### Task
List every line in this data where the string "Internet" occurs.

### Available data
↓
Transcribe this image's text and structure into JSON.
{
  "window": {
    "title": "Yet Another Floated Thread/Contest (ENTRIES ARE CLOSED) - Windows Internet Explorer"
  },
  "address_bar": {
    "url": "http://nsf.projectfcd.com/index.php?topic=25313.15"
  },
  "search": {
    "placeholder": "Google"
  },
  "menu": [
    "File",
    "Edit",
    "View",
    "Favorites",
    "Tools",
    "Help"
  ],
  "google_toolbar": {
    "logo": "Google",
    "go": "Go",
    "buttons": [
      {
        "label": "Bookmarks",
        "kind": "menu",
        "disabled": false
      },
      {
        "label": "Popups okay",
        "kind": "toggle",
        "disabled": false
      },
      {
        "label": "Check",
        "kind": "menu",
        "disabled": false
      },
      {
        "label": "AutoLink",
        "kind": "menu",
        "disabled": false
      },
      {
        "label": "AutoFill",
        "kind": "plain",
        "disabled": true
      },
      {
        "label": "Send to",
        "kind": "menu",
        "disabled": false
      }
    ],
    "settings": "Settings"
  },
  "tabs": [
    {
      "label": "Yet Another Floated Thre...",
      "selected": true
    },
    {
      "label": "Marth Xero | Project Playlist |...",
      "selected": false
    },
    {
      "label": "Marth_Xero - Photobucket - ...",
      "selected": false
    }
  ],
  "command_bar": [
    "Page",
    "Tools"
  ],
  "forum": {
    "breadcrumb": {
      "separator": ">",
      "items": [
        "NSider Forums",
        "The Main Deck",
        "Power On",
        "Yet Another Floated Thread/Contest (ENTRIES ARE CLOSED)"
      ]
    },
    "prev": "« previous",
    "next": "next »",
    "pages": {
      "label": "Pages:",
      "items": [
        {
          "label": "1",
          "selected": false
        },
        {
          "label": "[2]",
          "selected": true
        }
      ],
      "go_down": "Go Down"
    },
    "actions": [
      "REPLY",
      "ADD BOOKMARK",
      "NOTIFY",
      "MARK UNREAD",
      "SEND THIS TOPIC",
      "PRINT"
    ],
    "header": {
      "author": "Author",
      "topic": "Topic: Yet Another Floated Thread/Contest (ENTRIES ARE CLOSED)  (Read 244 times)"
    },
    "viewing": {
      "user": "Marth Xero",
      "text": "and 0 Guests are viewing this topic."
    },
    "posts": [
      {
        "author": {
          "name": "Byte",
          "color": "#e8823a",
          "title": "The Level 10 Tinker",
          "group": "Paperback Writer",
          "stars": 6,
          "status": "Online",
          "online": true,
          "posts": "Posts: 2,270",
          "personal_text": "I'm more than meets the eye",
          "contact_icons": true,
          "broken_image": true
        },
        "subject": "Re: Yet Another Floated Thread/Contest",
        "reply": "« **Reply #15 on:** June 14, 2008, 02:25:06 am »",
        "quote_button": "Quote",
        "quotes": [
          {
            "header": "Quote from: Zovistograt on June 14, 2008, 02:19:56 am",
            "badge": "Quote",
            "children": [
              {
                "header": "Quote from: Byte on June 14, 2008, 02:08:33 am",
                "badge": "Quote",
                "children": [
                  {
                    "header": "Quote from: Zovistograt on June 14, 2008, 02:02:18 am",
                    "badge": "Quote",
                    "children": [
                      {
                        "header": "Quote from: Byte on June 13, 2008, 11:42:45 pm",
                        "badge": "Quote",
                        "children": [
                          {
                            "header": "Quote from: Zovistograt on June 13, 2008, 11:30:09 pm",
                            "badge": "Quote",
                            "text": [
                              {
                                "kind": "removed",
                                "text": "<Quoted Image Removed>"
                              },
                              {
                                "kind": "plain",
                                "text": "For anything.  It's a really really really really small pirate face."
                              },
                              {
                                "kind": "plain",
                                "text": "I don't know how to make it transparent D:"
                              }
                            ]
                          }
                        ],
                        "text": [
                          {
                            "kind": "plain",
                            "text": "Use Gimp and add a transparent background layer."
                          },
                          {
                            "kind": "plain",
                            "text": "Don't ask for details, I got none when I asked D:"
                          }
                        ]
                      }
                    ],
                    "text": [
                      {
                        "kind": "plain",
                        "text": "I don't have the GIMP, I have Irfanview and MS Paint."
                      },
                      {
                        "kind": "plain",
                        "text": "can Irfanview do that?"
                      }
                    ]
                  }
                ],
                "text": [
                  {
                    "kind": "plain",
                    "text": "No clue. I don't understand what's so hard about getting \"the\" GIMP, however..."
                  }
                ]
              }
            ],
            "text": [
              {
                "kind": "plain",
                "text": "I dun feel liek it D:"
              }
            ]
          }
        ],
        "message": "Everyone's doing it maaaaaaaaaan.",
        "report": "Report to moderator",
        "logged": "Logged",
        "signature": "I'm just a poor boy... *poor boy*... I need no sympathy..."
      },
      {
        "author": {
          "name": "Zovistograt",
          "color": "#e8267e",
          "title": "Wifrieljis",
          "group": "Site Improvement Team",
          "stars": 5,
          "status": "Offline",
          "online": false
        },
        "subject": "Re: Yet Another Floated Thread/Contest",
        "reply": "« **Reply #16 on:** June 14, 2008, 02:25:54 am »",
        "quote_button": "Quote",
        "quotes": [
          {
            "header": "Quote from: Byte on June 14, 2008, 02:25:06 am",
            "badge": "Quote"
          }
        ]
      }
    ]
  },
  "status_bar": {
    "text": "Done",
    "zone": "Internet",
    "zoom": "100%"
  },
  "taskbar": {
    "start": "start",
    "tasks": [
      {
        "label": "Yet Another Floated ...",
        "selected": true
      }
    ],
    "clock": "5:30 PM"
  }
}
↑
### Written answer
    "title": "Yet Another Floated Thread/Contest (ENTRIES ARE CLOSED) - Windows Internet Explorer"
    "zone": "Internet",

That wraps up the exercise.